Work to complete —
Write out the records word for word, with no pictures.
-- Begin Data extract --
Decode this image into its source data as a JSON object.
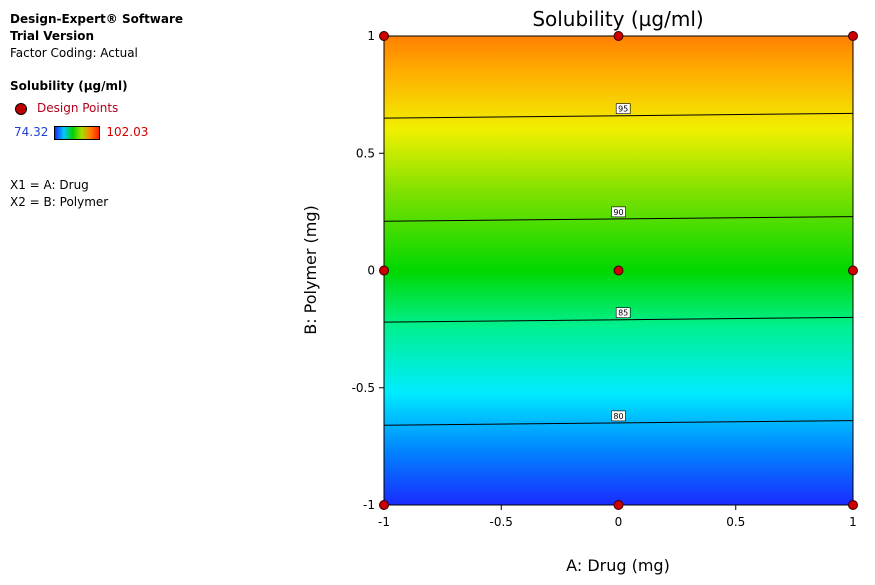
{
  "legend": {
    "software": "Design-Expert® Software",
    "version": "Trial Version",
    "coding": "Factor Coding: Actual",
    "response": "Solubility (µg/ml)",
    "design_points_label": "Design Points",
    "scale_low": "74.32",
    "scale_high": "102.03",
    "x1": "X1 = A: Drug",
    "x2": "X2 = B: Polymer"
  },
  "chart_data": {
    "type": "contour",
    "title": "Solubility (µg/ml)",
    "xlabel": "A: Drug (mg)",
    "ylabel": "B: Polymer (mg)",
    "xlim": [
      -1,
      1
    ],
    "ylim": [
      -1,
      1
    ],
    "x_ticks": [
      "-1",
      "-0.5",
      "0",
      "0.5",
      "1"
    ],
    "y_ticks": [
      "-1",
      "-0.5",
      "0",
      "0.5",
      "1"
    ],
    "color_range": [
      74.32,
      102.03
    ],
    "color_low": "#1a2bff",
    "color_high": "#ff8000",
    "contours": [
      {
        "level": "80",
        "points": [
          [
            -1,
            -0.66
          ],
          [
            1,
            -0.64
          ]
        ],
        "label_at": [
          0,
          -0.62
        ]
      },
      {
        "level": "85",
        "points": [
          [
            -1,
            -0.22
          ],
          [
            1,
            -0.2
          ]
        ],
        "label_at": [
          0.02,
          -0.18
        ]
      },
      {
        "level": "90",
        "points": [
          [
            -1,
            0.21
          ],
          [
            1,
            0.23
          ]
        ],
        "label_at": [
          0,
          0.25
        ]
      },
      {
        "level": "95",
        "points": [
          [
            -1,
            0.65
          ],
          [
            1,
            0.67
          ]
        ],
        "label_at": [
          0.02,
          0.69
        ]
      }
    ],
    "design_points": [
      [
        -1,
        1
      ],
      [
        0,
        1
      ],
      [
        1,
        1
      ],
      [
        -1,
        0
      ],
      [
        0,
        0
      ],
      [
        1,
        0
      ],
      [
        -1,
        -1
      ],
      [
        0,
        -1
      ],
      [
        1,
        -1
      ]
    ]
  }
}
-- End Data extract --
Written reply —
Decode this image into its source data as a JSON object.
{
  "legend": {
    "software": "Design-Expert® Software",
    "version": "Trial Version",
    "coding": "Factor Coding: Actual",
    "response": "Solubility (µg/ml)",
    "design_points_label": "Design Points",
    "scale_low": "74.32",
    "scale_high": "102.03",
    "x1": "X1 = A: Drug",
    "x2": "X2 = B: Polymer"
  },
  "chart_data": {
    "type": "contour",
    "title": "Solubility (µg/ml)",
    "xlabel": "A: Drug (mg)",
    "ylabel": "B: Polymer (mg)",
    "xlim": [
      -1,
      1
    ],
    "ylim": [
      -1,
      1
    ],
    "x_ticks": [
      "-1",
      "-0.5",
      "0",
      "0.5",
      "1"
    ],
    "y_ticks": [
      "-1",
      "-0.5",
      "0",
      "0.5",
      "1"
    ],
    "color_range": [
      74.32,
      102.03
    ],
    "color_low": "#1a2bff",
    "color_high": "#ff8000",
    "contours": [
      {
        "level": "80",
        "points": [
          [
            -1,
            -0.66
          ],
          [
            1,
            -0.64
          ]
        ],
        "label_at": [
          0,
          -0.62
        ]
      },
      {
        "level": "85",
        "points": [
          [
            -1,
            -0.22
          ],
          [
            1,
            -0.2
          ]
        ],
        "label_at": [
          0.02,
          -0.18
        ]
      },
      {
        "level": "90",
        "points": [
          [
            -1,
            0.21
          ],
          [
            1,
            0.23
          ]
        ],
        "label_at": [
          0,
          0.25
        ]
      },
      {
        "level": "95",
        "points": [
          [
            -1,
            0.65
          ],
          [
            1,
            0.67
          ]
        ],
        "label_at": [
          0.02,
          0.69
        ]
      }
    ],
    "design_points": [
      [
        -1,
        1
      ],
      [
        0,
        1
      ],
      [
        1,
        1
      ],
      [
        -1,
        0
      ],
      [
        0,
        0
      ],
      [
        1,
        0
      ],
      [
        -1,
        -1
      ],
      [
        0,
        -1
      ],
      [
        1,
        -1
      ]
    ]
  }
}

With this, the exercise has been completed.